■ **Your task**: From the entries below, copy every line where the string "this" appears.

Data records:

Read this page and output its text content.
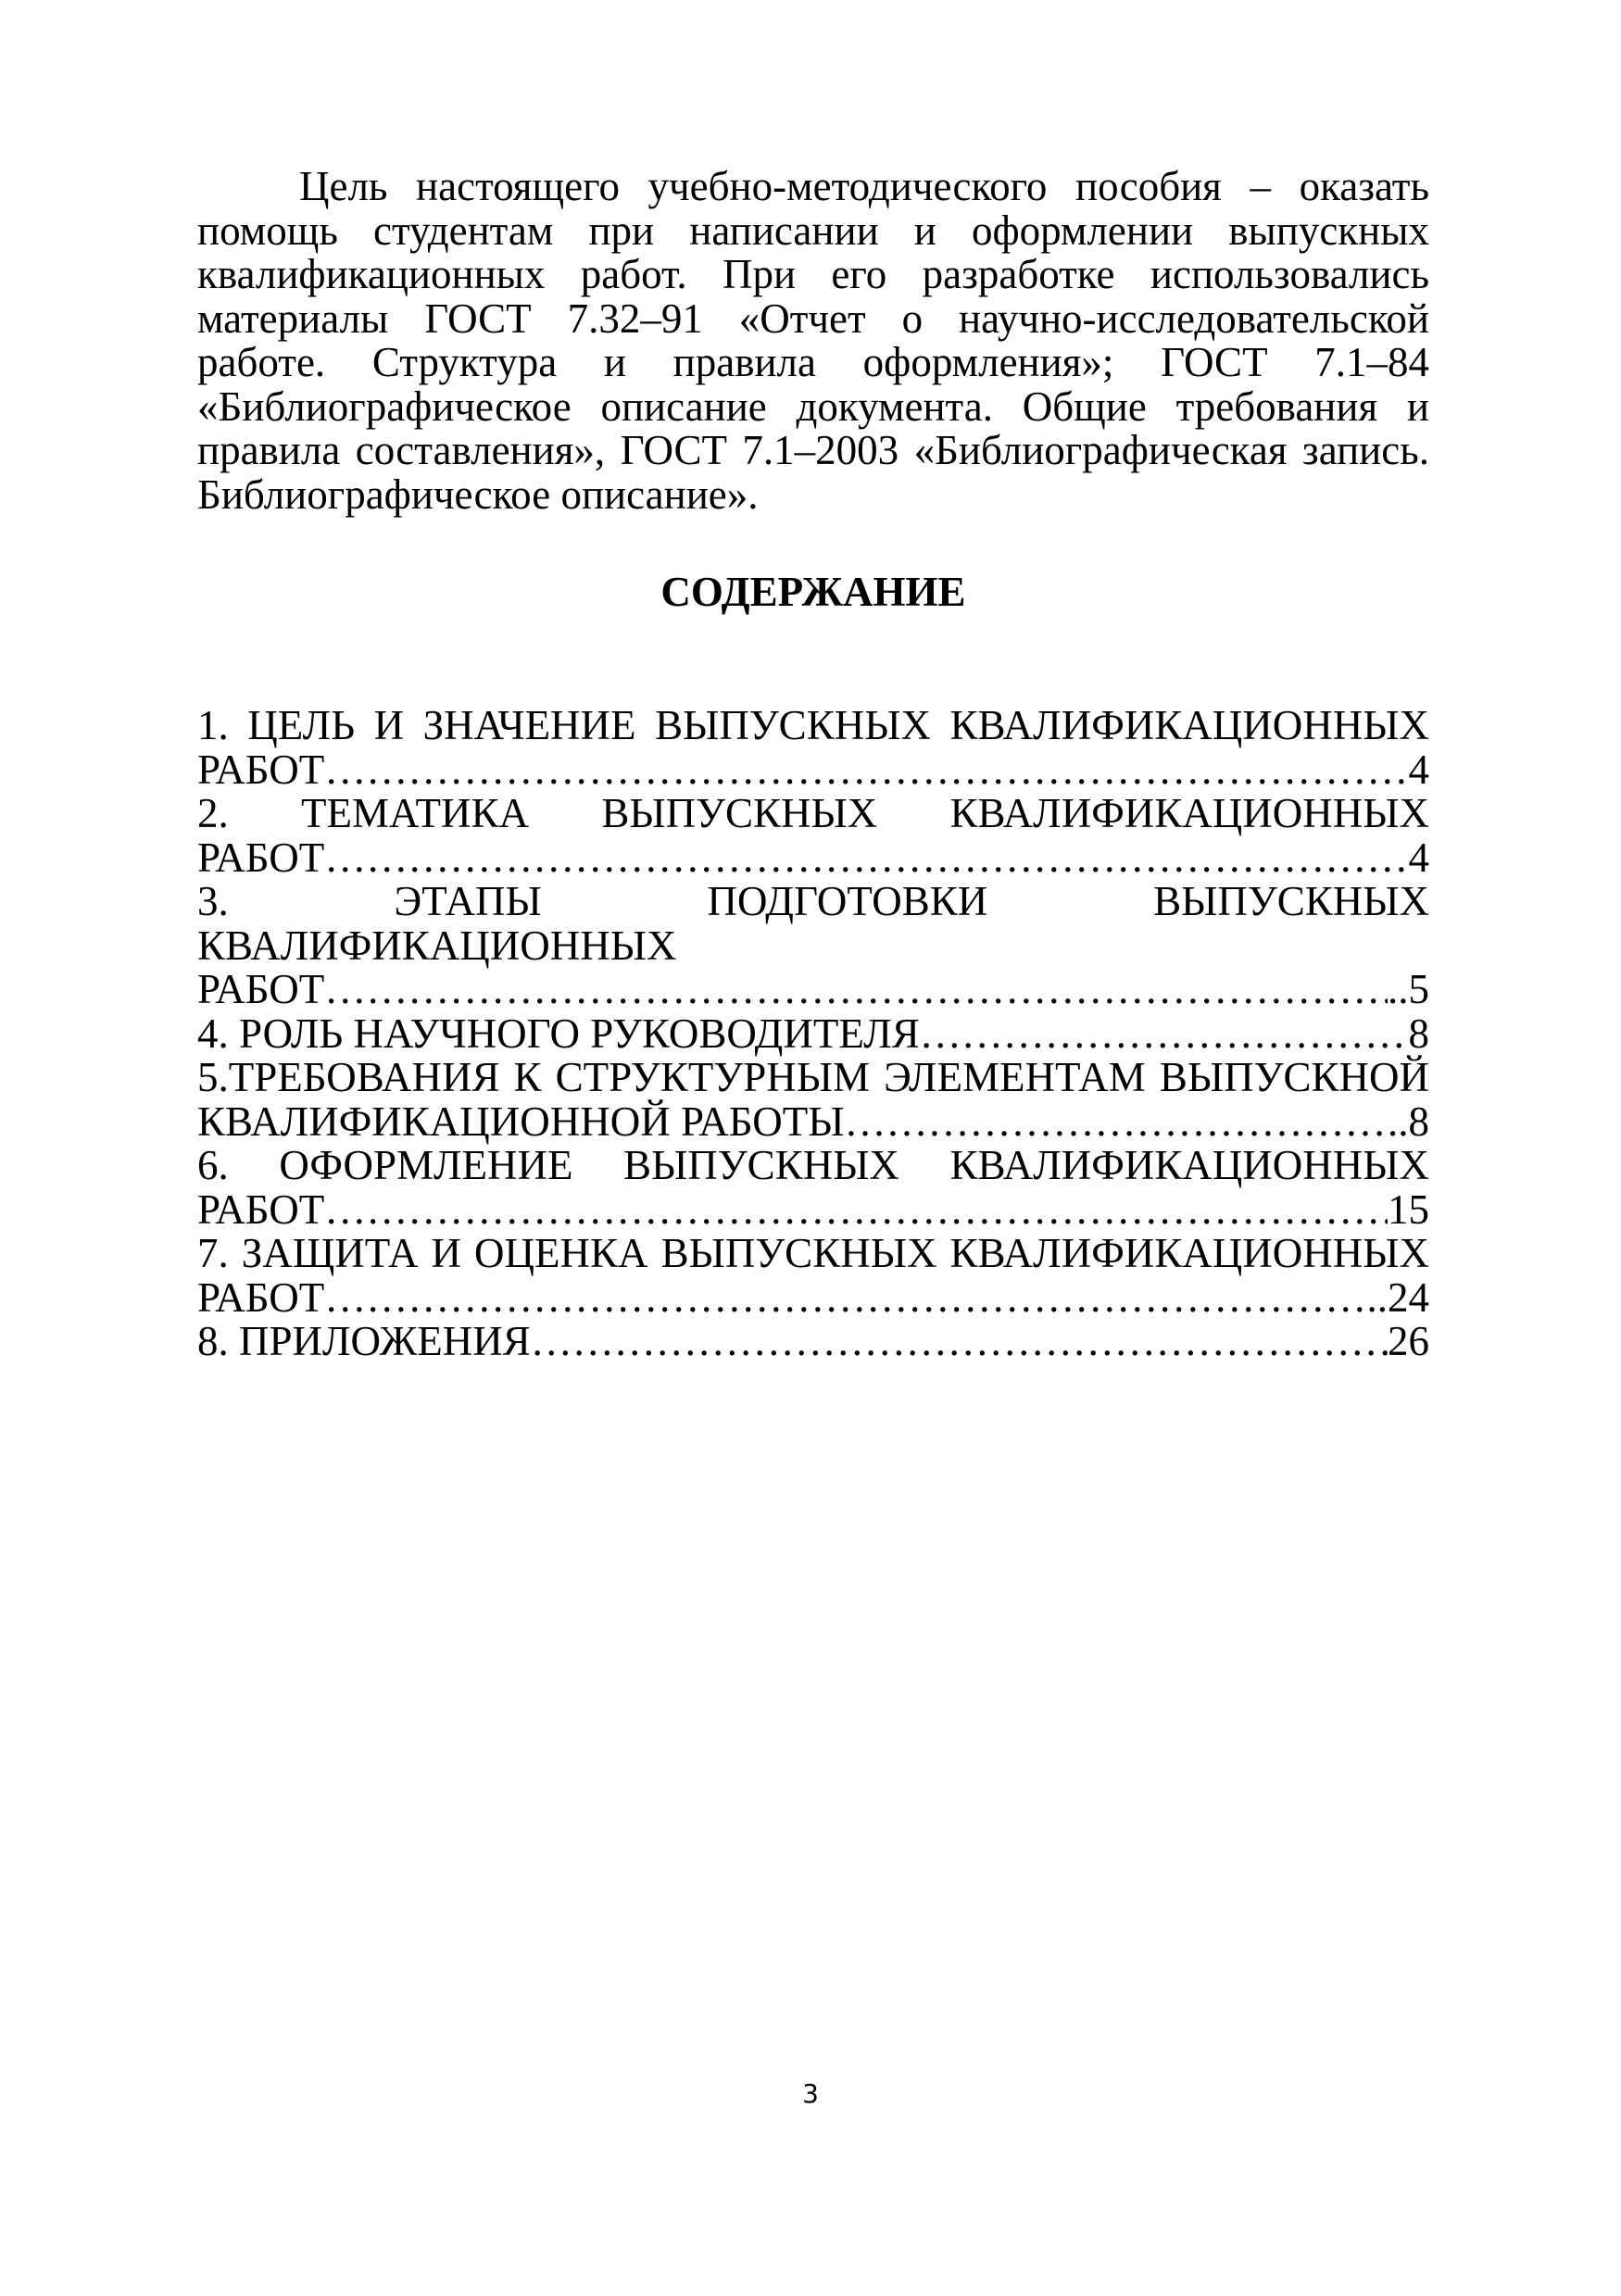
Цель настоящего учебно-методического пособия – оказать помощь студентам при написании и оформлении выпускных квалификационных работ. При его разработке использовались материалы ГОСТ 7.32–91 «Отчет о научно-исследовательской работе. Структура и правила оформления»; ГОСТ 7.1–84 «Библиографическое описание документа. Общие требования и правила составления», ГОСТ 7.1–2003 «Библиографическая запись. Библиографическое описание».

СОДЕРЖАНИЕ
1. ЦЕЛЬ И ЗНАЧЕНИЕ ВЫПУСКНЫХ КВАЛИФИКАЦИОННЫХ
РАБОТ ……………………………………………………………………………………………………………………………………………………………………	4
2. ТЕМАТИКА ВЫПУСКНЫХ КВАЛИФИКАЦИОННЫХ
РАБОТ ……………………………………………………………………………………………………………………………………………………………………	4
3. ЭТАПЫ ПОДГОТОВКИ ВЫПУСКНЫХ КВАЛИФИКАЦИОННЫХ
РАБОТ ……………………………………………………………………………………………………………………………………………………………………	..5
4. РОЛЬ НАУЧНОГО РУКОВОДИТЕЛЯ ……………………………………………………………………………………………………………………………………………………………………	8
5.ТРЕБОВАНИЯ К СТРУКТУРНЫМ ЭЛЕМЕНТАМ ВЫПУСКНОЙ
КВАЛИФИКАЦИОННОЙ РАБОТЫ ……………………………………………………………………………………………………………………………………………………………………	..8
6. ОФОРМЛЕНИЕ ВЫПУСКНЫХ КВАЛИФИКАЦИОННЫХ
РАБОТ ……………………………………………………………………………………………………………………………………………………………………	15
7. ЗАЩИТА И ОЦЕНКА ВЫПУСКНЫХ КВАЛИФИКАЦИОННЫХ
РАБОТ ……………………………………………………………………………………………………………………………………………………………………	..24
8. ПРИЛОЖЕНИЯ ……………………………………………………………………………………………………………………………………………………………………	26
3
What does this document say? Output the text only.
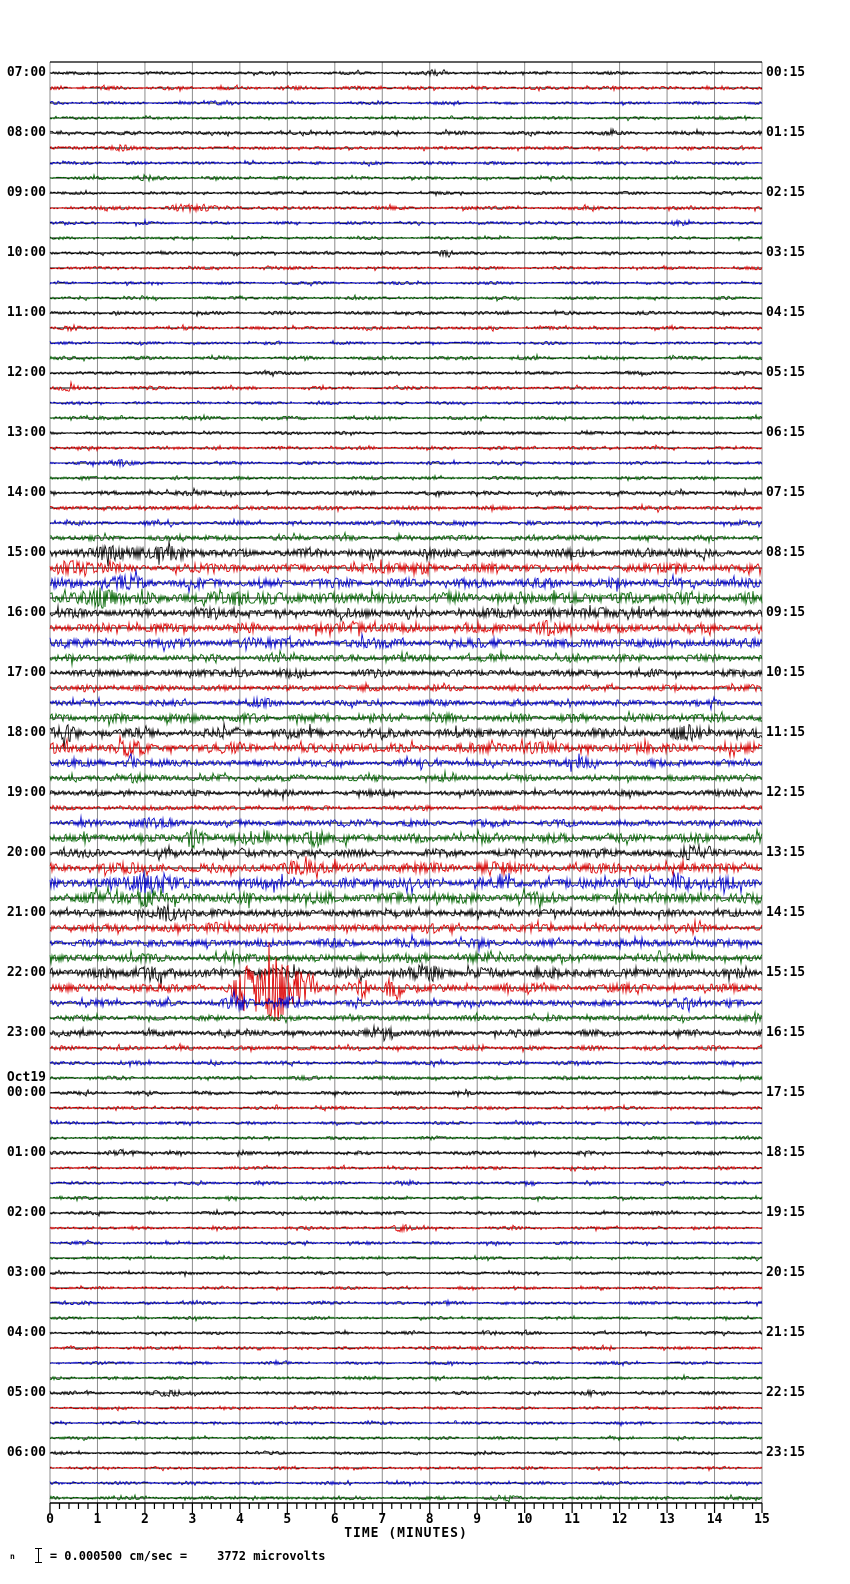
07:00	00:15
08:00	01:15
09:00	02:15
10:00	03:15
11:00	04:15
12:00	05:15
13:00	06:15
14:00	07:15
15:00	08:15
16:00	09:15
17:00	10:15
18:00	11:15
19:00	12:15
20:00	13:15
21:00	14:15
22:00	15:15
23:00	16:15
Oct19
00:00	17:15
01:00	18:15
02:00	19:15
03:00	20:15
04:00	21:15
05:00	22:15
06:00	23:15
0	1	2	3	4	5	6	7	8	9	10	11	12	13	14	15
TIME (MINUTES)
n	= 0.000500 cm/sec =	3772 microvolts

■ **Exercise solution**:
Read this page and output its text content.
What does this document say? Output the text only.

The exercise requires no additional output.